▶ **Directions for this task**: In your copy, include every line of the listing below exactly but none of the pictures.

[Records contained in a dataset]

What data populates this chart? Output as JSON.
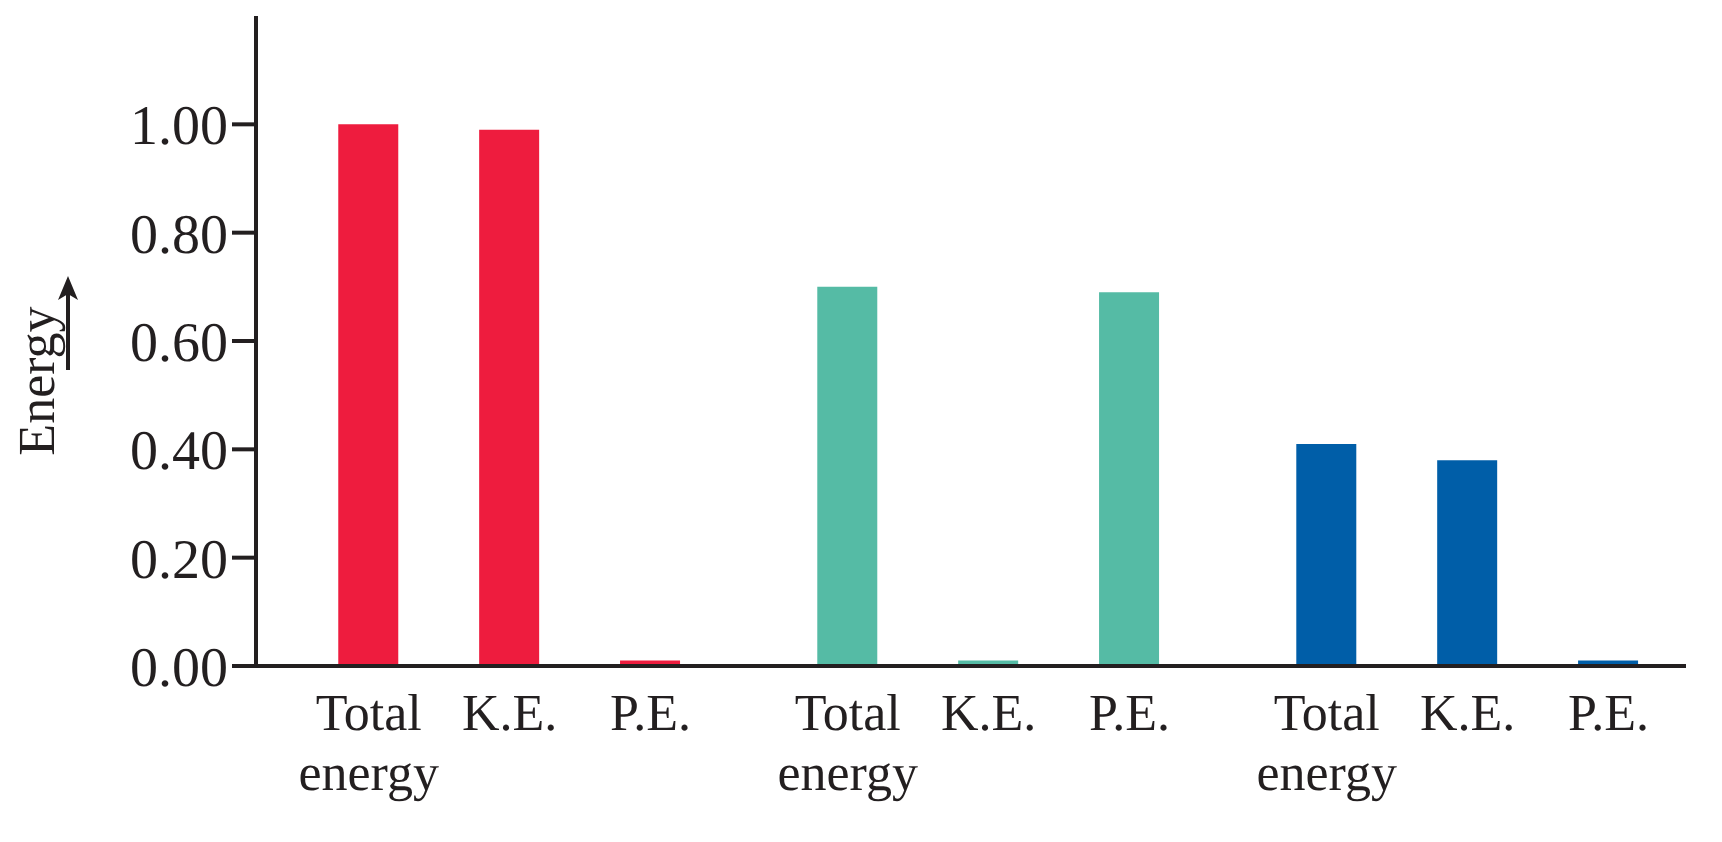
{
  "chart_data": {
    "type": "bar",
    "ylabel": "Energy",
    "categories": [
      "Total energy",
      "K.E.",
      "P.E.",
      "Total energy",
      "K.E.",
      "P.E.",
      "Total energy",
      "K.E.",
      "P.E."
    ],
    "values": [
      1.0,
      0.99,
      0.01,
      0.7,
      0.01,
      0.69,
      0.41,
      0.38,
      0.01
    ],
    "colors": [
      "#ee1c3e",
      "#ee1c3e",
      "#ee1c3e",
      "#55bba5",
      "#55bba5",
      "#55bba5",
      "#005ea8",
      "#005ea8",
      "#005ea8"
    ],
    "ylim": [
      0,
      1.2
    ],
    "yticks": [
      {
        "value": 0,
        "label": "0.00"
      },
      {
        "value": 0.2,
        "label": "0.20"
      },
      {
        "value": 0.4,
        "label": "0.40"
      },
      {
        "value": 0.6,
        "label": "0.60"
      },
      {
        "value": 0.8,
        "label": "0.80"
      },
      {
        "value": 1,
        "label": "1.00"
      }
    ],
    "grid": false,
    "legend": false
  }
}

▶ **Result for this task**:
What data populates this chart? Output as JSON.
{
  "chart_data": {
    "type": "bar",
    "ylabel": "Energy",
    "categories": [
      "Total energy",
      "K.E.",
      "P.E.",
      "Total energy",
      "K.E.",
      "P.E.",
      "Total energy",
      "K.E.",
      "P.E."
    ],
    "values": [
      1.0,
      0.99,
      0.01,
      0.7,
      0.01,
      0.69,
      0.41,
      0.38,
      0.01
    ],
    "colors": [
      "#ee1c3e",
      "#ee1c3e",
      "#ee1c3e",
      "#55bba5",
      "#55bba5",
      "#55bba5",
      "#005ea8",
      "#005ea8",
      "#005ea8"
    ],
    "ylim": [
      0,
      1.2
    ],
    "yticks": [
      {
        "value": 0,
        "label": "0.00"
      },
      {
        "value": 0.2,
        "label": "0.20"
      },
      {
        "value": 0.4,
        "label": "0.40"
      },
      {
        "value": 0.6,
        "label": "0.60"
      },
      {
        "value": 0.8,
        "label": "0.80"
      },
      {
        "value": 1,
        "label": "1.00"
      }
    ],
    "grid": false,
    "legend": false
  }
}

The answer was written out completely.